> [Selected text]:
R1(config-if)#ip address 10.2.1.1 255.255.255.255
R1(config)#int gi0/0/0
R1(config-if)#desc Peer Link
R1(config-if)#ip address 192.168.1.2 255.255.255.252
R1(config)#router bgp 6201
R1(config-router)#bgp router-id 10.1.1.1
R1(config-router)#neighbor 192.168.1.1 remote-as 6200
R1(config-router)#network 10.1.1.1 mask 255.255.255.255
R1(config-router)#network 10.2.1.1 mask 255.255.255.255
Router 2:
R2(config)#int lo0
R2(config-if)#ip address 10.0.1.1 255.255.255.255
R2(config-)#int lo1
R2(config-if)#ip address 10.0.2.1 255.255.255.255
R2(config)#int gi0/0/0
R2(config-if)#ip address 192.168.1.1 255.255.255.252
R2(config-if)#desc Peer Link
R2(config)#router bgp 6200
R2(config-router)#bgp router-id 10.0.1.1
R2(config-router)#neighbor 192.168.1.2 remote-as 6201
R2(config-router)#network 10.0.1.1 mask 255.255.255.255
R2(config-router)#network 10.0.2.1 mask 255.255.255.255
Once you get BGP configured on them, you should see the following log message with the respective IP of the neighbor.
%BGP-5-ADJCHANGE: neighbor 192.168.1.1 UpYou can verify you're getting routes from the hosts by doing a show ip route. This is an example of the output on one of the routers.
R1#sh ip route
Codes: L - local, C - connected, S - static, R - RIP, M - mobile, B - BGP
D - EIGRP, EX - EIGRP external, O - OSPF, IA - OSPF inter area
N1 - OSPF NSSA external type 1, N2 - OSPF NSSA external type 2
E1 - OSPF external type 1, E2 - OSPF external type 2, E - EGP
i - IS-IS, L1 - IS-IS level-1, L2 - IS-IS level-2, ia - IS-IS inter area
* - candidate default, U - per-user static route, o - ODR
P - periodic downloaded static route
Gateway of last resort is not set
10.0.0.0/32 is subnetted, 4 subnets
B 10.0.1.1/32 [20/0] via 192.168.1.1, 00:00:00
B 10.0.2.1/32 [20/0] via 192.168.1.1, 00:00:00
C 10.1.1.1/32 is directly connected, Loopback0
C 10.2.1.1/32 is directly connected, Loopback1
192.168.1.0/24 is variably subnetted, 2 subnets, 2 masks
C 192.168.1.0/30 is directly connected, GigabitEthernet0/0/0
L 192.168.1.2/32 is directly connected, GigabitEthernet0/0/0
BGP Troubleshooting
show ip bgp will show learned and advertised routes.

> [Problem statement]:
Write the next part of the BGP configuration guide above, picking up right after its final sentence.

> [Information provided]:
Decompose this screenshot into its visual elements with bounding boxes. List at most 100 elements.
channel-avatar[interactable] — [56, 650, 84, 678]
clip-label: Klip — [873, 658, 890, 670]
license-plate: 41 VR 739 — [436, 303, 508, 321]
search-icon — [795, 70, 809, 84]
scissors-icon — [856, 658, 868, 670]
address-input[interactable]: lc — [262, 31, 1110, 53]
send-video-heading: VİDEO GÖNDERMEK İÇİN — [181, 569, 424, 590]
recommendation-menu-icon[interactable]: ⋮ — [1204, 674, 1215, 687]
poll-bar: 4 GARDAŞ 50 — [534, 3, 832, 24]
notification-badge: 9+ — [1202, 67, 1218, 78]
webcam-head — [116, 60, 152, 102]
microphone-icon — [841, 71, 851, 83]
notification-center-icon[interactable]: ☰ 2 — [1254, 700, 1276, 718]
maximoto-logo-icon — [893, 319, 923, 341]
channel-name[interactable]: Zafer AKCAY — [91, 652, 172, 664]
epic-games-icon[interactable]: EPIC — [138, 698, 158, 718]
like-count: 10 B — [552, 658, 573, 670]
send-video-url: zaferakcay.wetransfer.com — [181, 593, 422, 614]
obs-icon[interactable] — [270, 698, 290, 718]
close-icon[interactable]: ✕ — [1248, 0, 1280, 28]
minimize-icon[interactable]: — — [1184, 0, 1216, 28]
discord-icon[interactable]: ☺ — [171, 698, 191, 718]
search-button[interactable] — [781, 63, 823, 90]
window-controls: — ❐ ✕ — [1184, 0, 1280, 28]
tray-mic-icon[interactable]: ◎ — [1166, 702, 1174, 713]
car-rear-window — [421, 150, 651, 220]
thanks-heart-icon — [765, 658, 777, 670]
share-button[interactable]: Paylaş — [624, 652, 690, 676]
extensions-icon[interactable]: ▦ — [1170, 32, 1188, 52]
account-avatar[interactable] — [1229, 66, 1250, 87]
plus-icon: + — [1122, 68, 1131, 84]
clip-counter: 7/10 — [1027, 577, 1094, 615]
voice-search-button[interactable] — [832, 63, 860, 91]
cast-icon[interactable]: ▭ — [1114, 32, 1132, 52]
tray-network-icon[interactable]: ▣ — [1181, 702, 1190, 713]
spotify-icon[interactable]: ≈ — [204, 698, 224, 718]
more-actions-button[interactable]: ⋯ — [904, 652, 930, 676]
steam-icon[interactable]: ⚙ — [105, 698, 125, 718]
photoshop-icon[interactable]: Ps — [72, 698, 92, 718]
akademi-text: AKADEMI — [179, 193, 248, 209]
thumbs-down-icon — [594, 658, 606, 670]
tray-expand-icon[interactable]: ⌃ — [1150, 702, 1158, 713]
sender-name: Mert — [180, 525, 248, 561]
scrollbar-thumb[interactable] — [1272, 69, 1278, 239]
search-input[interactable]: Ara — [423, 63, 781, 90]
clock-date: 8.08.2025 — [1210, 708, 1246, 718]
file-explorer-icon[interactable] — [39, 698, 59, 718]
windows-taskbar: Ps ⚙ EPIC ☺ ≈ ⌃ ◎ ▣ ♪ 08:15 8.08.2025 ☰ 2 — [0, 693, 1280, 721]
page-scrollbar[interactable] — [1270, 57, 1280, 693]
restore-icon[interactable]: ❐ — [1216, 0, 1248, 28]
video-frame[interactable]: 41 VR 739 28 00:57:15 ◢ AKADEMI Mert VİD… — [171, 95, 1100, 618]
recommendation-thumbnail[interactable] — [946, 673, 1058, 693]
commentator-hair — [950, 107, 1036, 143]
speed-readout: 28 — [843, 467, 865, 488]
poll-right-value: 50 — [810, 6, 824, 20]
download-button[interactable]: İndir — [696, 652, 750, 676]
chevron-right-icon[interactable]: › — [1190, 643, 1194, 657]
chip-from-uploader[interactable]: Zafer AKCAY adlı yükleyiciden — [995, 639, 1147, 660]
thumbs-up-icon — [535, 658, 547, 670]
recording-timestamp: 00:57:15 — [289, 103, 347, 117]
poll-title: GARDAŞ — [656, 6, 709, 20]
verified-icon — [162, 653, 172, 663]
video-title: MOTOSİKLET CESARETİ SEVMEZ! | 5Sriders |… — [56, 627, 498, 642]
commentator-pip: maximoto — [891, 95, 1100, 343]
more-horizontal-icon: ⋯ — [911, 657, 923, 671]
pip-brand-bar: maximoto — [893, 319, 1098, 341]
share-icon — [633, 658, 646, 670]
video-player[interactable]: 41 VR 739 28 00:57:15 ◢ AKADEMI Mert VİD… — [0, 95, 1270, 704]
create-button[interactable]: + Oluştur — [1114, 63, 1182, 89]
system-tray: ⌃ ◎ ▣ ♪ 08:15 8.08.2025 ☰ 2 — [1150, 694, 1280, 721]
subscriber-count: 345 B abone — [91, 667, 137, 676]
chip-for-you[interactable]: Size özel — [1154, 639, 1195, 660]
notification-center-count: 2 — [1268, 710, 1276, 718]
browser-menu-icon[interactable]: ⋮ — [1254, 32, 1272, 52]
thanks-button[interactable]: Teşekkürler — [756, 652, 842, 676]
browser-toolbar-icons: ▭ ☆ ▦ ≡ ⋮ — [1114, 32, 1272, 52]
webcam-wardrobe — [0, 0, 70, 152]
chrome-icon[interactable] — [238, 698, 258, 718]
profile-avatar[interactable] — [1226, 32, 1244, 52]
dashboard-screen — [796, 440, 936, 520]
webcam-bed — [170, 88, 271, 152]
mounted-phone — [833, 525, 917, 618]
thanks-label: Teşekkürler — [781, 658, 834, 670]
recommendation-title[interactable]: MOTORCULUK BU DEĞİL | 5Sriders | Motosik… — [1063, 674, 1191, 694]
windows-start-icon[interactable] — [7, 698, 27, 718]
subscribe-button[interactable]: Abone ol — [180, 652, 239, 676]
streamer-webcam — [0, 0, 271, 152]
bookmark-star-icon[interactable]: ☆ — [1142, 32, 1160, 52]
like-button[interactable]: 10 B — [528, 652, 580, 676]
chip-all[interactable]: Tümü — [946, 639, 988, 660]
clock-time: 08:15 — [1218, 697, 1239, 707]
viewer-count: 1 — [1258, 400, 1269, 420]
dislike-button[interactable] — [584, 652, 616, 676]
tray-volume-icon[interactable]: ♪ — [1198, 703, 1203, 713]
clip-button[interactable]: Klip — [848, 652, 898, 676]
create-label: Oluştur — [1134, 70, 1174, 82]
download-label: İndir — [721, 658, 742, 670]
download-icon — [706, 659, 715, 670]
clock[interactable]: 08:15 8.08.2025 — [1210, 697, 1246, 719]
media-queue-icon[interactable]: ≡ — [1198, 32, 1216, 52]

> [Reply]:
R1#sh ip bgp
BGP table version is 5, local router ID is 10.1.1.1
Status codes: s suppressed, d damped, h history, * valid, > best, i - internal,
r RIB-failure, S Stale
Origin codes: i - IGP, e - EGP, ? - incomplete
Network Next Hop Metric LocPrf Weight Path
*> 10.0.1.1/32 192.168.1.1 0 0 0 6200 i
*> 10.0.2.1/32 192.168.1.1 0 0 0 6200 i
*> 10.1.1.1/32 0.0.0.0 0 0 32768 i
*> 10.2.1.1/32 0.0.0.0 0 0 32768 i
show ip bgp summary will show a simple summary of BGP and the neighbors:
R1#sh ip bgp summary
BGP router identifier 10.1.1.1, local AS number 6201
BGP table version is 5, main routing table version 6
4 network entries using 528 bytes of memory
4 path entries using 208 bytes of memory
2/2 BGP path/bestpath attribute entries using 368 bytes of memory
2 BGP AS-PATH entries using 48 bytes of memory
0 BGP route-map cache entries using 0 bytes of memory
0 BGP filter-list cache entries using 0 bytes of memory
Bitfield cache entries: current 1 (at peak 1) using 32 bytes of memory
BGP using 1184 total bytes of memory
BGP activity 4/0 prefixes, 4/0 paths, scan interval 60 secs
Neighbor V AS MsgRcvd MsgSent TblVer InQ OutQ Up/Down State/PfxRcd
192.168.1.1 4 6200 11 9 5 0 0 00:07:56 4
Using show ip bgp neighbors will show all of the neighbors and their status. Some of the following status:
The output of this command was not shown due to how long the output can be. If you have multiple neighbors, this can be a very lengthy output. If you use the
| i searchtermwith this command, you can find what you need much quicker.
- Idle – The router is in a starting state where BGP is not actively attempting to form a session yet, usually waiting for a trigger or reset condition to clear.
- Connect – The router has initiated a TCP connection to the neighbor on port 179 and is waiting for that connection to complete.
- Active – The router is actively trying to establish a TCP connection with the neighbor after a failed attempt, repeatedly retrying if needed.
- OpenSent – A TCP connection has been established and the router has sent its BGP Open message, waiting to receive one from the neighbor.
- OpenConfirm – Both sides have exchanged Open messages and are now waiting for BGP Keepalive messages to confirm the session parameters.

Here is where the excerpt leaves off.